TASK DETAILS.
Copy the data that follows, character for character, minus the pictures.

ROWS.
◇ ◇ ◇ ◇ ◇
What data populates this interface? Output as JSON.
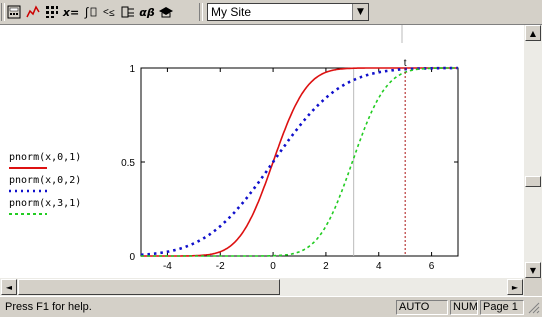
{
  "toolbar": {
    "buttons": [
      {
        "icon": "calculator-toolbar-icon"
      },
      {
        "icon": "graph-toolbar-icon"
      },
      {
        "icon": "matrix-toolbar-icon"
      },
      {
        "icon": "evaluation-toolbar-icon",
        "label": "x="
      },
      {
        "icon": "calculus-toolbar-icon"
      },
      {
        "icon": "boolean-toolbar-icon"
      },
      {
        "icon": "programming-toolbar-icon"
      },
      {
        "icon": "greek-toolbar-icon",
        "label": "αβ"
      },
      {
        "icon": "symbolic-toolbar-icon"
      }
    ],
    "resource_combo": {
      "value": "My Site"
    }
  },
  "legend": [
    {
      "expr": "pnorm(x,0,1)",
      "color": "#dd1111",
      "style": "solid"
    },
    {
      "expr": "pnorm(x,0,2)",
      "color": "#1111cc",
      "style": "dotted"
    },
    {
      "expr": "pnorm(x,3,1)",
      "color": "#22cc22",
      "style": "dashed"
    }
  ],
  "chart_data": {
    "type": "line",
    "xlim": [
      -5,
      7
    ],
    "ylim": [
      0,
      1
    ],
    "x_ticks": [
      "-4",
      "-2",
      "0",
      "2",
      "4",
      "6"
    ],
    "y_ticks": [
      "0",
      "0.5",
      "1"
    ],
    "series": [
      {
        "name": "pnorm(x,0,1)",
        "mean": 0,
        "sd": 1,
        "color": "#dd1111",
        "style": "solid"
      },
      {
        "name": "pnorm(x,0,2)",
        "mean": 0,
        "sd": 2,
        "color": "#1111cc",
        "style": "dotted"
      },
      {
        "name": "pnorm(x,3,1)",
        "mean": 3,
        "sd": 1,
        "color": "#22cc22",
        "style": "dashed"
      }
    ],
    "marker_x": 5,
    "marker_label": "t"
  },
  "status": {
    "help": "Press F1 for help.",
    "mode": "AUTO",
    "num": "NUM",
    "page": "Page 1"
  }
}
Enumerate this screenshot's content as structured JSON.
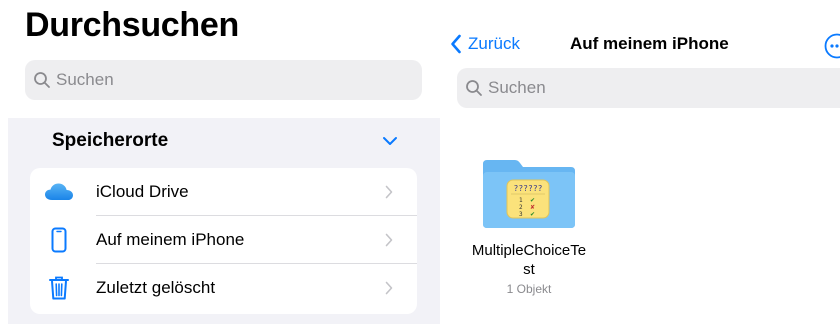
{
  "sidebar": {
    "title": "Durchsuchen",
    "search_placeholder": "Suchen",
    "section_title": "Speicherorte",
    "items": [
      {
        "label": "iCloud Drive",
        "icon": "icloud-icon"
      },
      {
        "label": "Auf meinem iPhone",
        "icon": "iphone-icon"
      },
      {
        "label": "Zuletzt gelöscht",
        "icon": "trash-icon"
      }
    ]
  },
  "pane": {
    "back_label": "Zurück",
    "title": "Auf meinem iPhone",
    "search_placeholder": "Suchen",
    "files": [
      {
        "name": "MultipleChoiceTest",
        "meta": "1 Objekt",
        "icon": "folder-icon"
      }
    ]
  },
  "colors": {
    "accent": "#0a7aff",
    "folder": "#7cc4f7",
    "sidebar_section_bg": "#f2f2f7",
    "search_bg": "#eeeef0"
  }
}
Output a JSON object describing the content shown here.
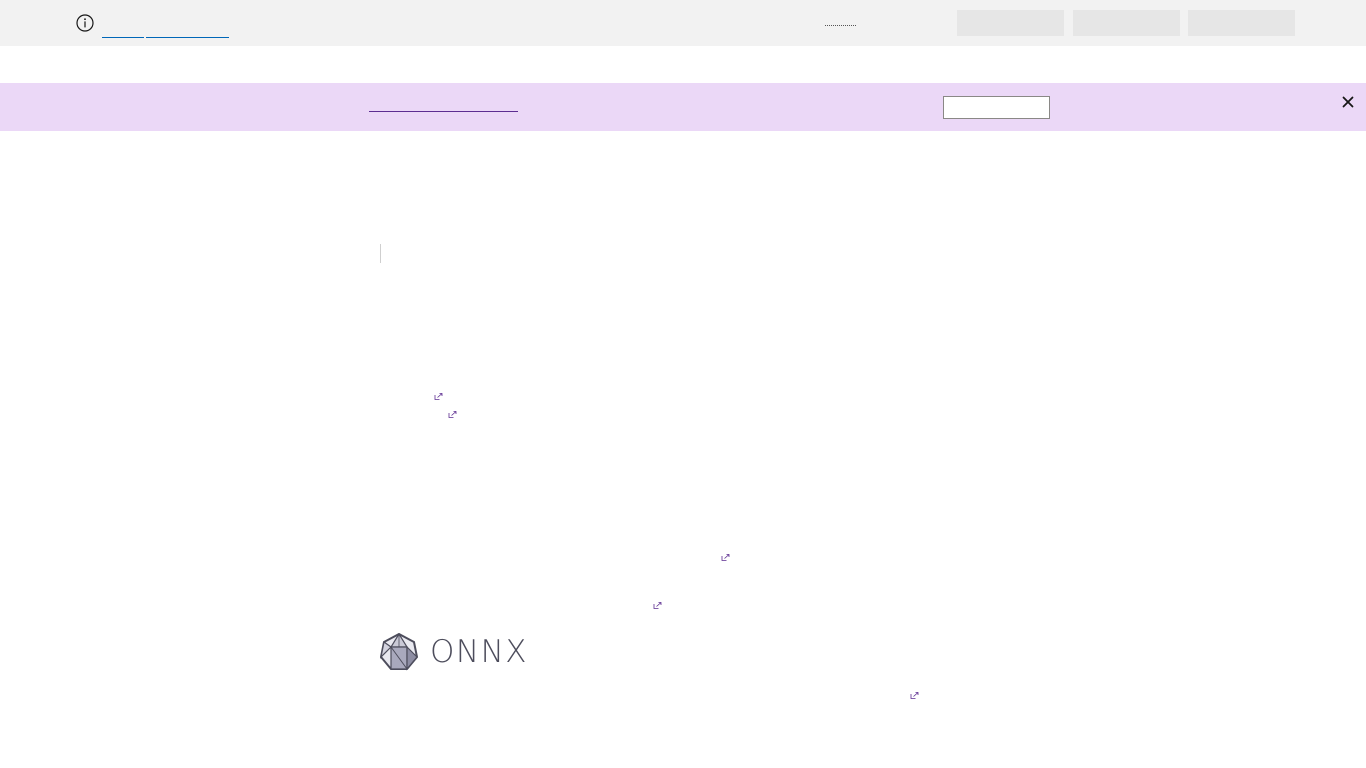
{
  "icons": {
    "info": "info-icon",
    "close": "close-icon",
    "external": "external-link-icon",
    "logo": "onnx-logo-mark"
  },
  "logo": {
    "text": "ONNX"
  },
  "colors": {
    "topbar_bg": "#f2f2f2",
    "banner_bg": "#ebd8f7",
    "link": "#0067b8",
    "logo_text": "#4d4d5c"
  }
}
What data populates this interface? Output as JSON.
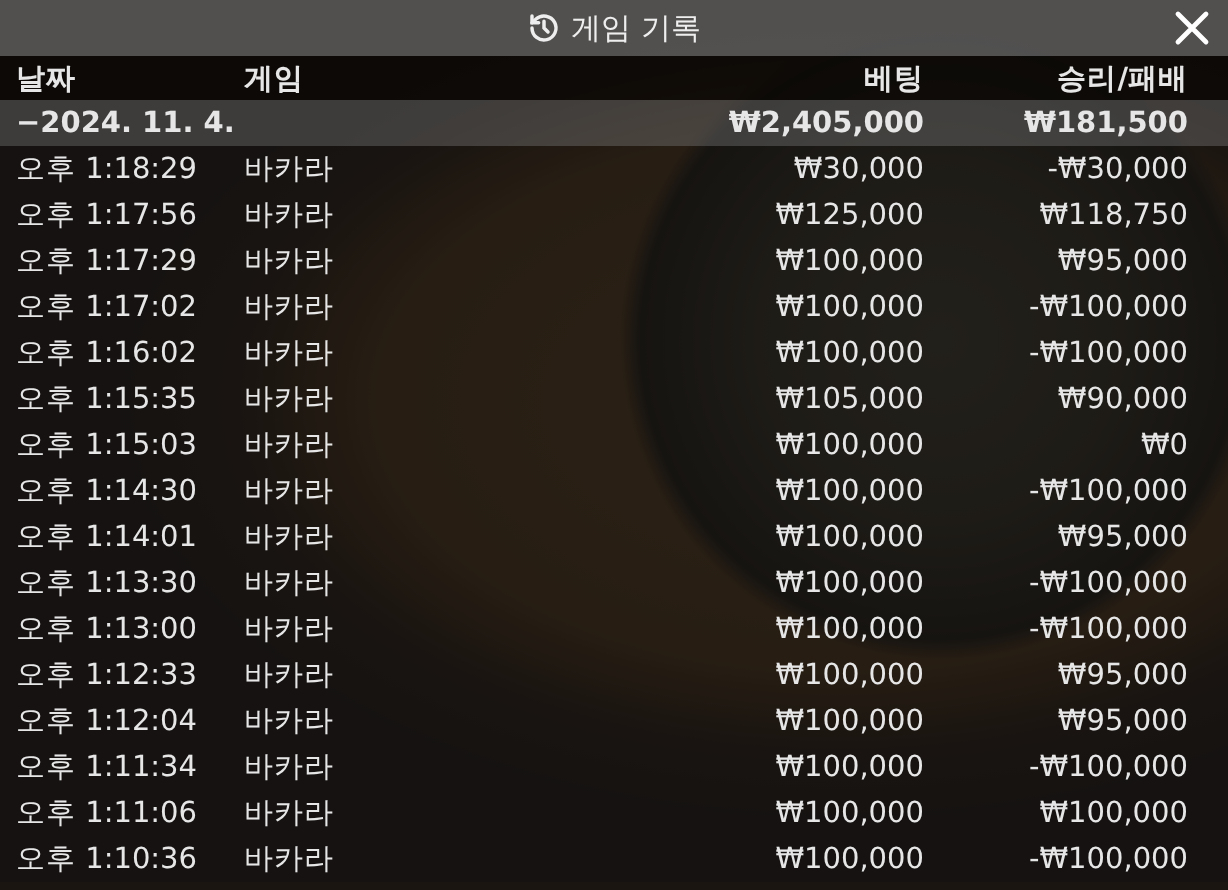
◇ ◇ ◇ ◇ ◇
SOLUTION TO THIS PROBLEM.
What data populates this interface? Output as JSON.
{
  "toolbar": {
    "buttons": [
      {
        "icon": "calculator-toolbar-icon"
      },
      {
        "icon": "graph-toolbar-icon"
      },
      {
        "icon": "matrix-toolbar-icon"
      },
      {
        "icon": "evaluation-toolbar-icon",
        "label": "x="
      },
      {
        "icon": "calculus-toolbar-icon"
      },
      {
        "icon": "boolean-toolbar-icon"
      },
      {
        "icon": "programming-toolbar-icon"
      },
      {
        "icon": "greek-toolbar-icon",
        "label": "αβ"
      },
      {
        "icon": "symbolic-toolbar-icon"
      }
    ],
    "resource_combo": {
      "value": "My Site"
    }
  },
  "legend": [
    {
      "expr": "pnorm(x,0,1)",
      "color": "#dd1111",
      "style": "solid"
    },
    {
      "expr": "pnorm(x,0,2)",
      "color": "#1111cc",
      "style": "dotted"
    },
    {
      "expr": "pnorm(x,3,1)",
      "color": "#22cc22",
      "style": "dashed"
    }
  ],
  "chart_data": {
    "type": "line",
    "xlim": [
      -5,
      7
    ],
    "ylim": [
      0,
      1
    ],
    "x_ticks": [
      "-4",
      "-2",
      "0",
      "2",
      "4",
      "6"
    ],
    "y_ticks": [
      "0",
      "0.5",
      "1"
    ],
    "series": [
      {
        "name": "pnorm(x,0,1)",
        "mean": 0,
        "sd": 1,
        "color": "#dd1111",
        "style": "solid"
      },
      {
        "name": "pnorm(x,0,2)",
        "mean": 0,
        "sd": 2,
        "color": "#1111cc",
        "style": "dotted"
      },
      {
        "name": "pnorm(x,3,1)",
        "mean": 3,
        "sd": 1,
        "color": "#22cc22",
        "style": "dashed"
      }
    ],
    "marker_x": 5,
    "marker_label": "t"
  },
  "status": {
    "help": "Press F1 for help.",
    "mode": "AUTO",
    "num": "NUM",
    "page": "Page 1"
  }
}
Enumerate this screenshot's content as structured JSON.
{
  "sidebar": {
    "title": "Durchsuchen",
    "search_placeholder": "Suchen",
    "section_title": "Speicherorte",
    "items": [
      {
        "label": "iCloud Drive",
        "icon": "icloud-icon"
      },
      {
        "label": "Auf meinem iPhone",
        "icon": "iphone-icon"
      },
      {
        "label": "Zuletzt gelöscht",
        "icon": "trash-icon"
      }
    ]
  },
  "pane": {
    "back_label": "Zurück",
    "title": "Auf meinem iPhone",
    "search_placeholder": "Suchen",
    "files": [
      {
        "name": "MultipleChoiceTest",
        "meta": "1 Objekt",
        "icon": "folder-icon"
      }
    ]
  },
  "colors": {
    "accent": "#0a7aff",
    "folder": "#7cc4f7",
    "sidebar_section_bg": "#f2f2f7",
    "search_bg": "#eeeef0"
  }
}
Output a JSON object describing the content shown here.
{
  "icons": {
    "info": "info-icon",
    "close": "close-icon",
    "external": "external-link-icon",
    "logo": "onnx-logo-mark"
  },
  "logo": {
    "text": "ONNX"
  },
  "colors": {
    "topbar_bg": "#f2f2f2",
    "banner_bg": "#ebd8f7",
    "link": "#0067b8",
    "logo_text": "#4d4d5c"
  }
}
What data populates this interface? Output as JSON.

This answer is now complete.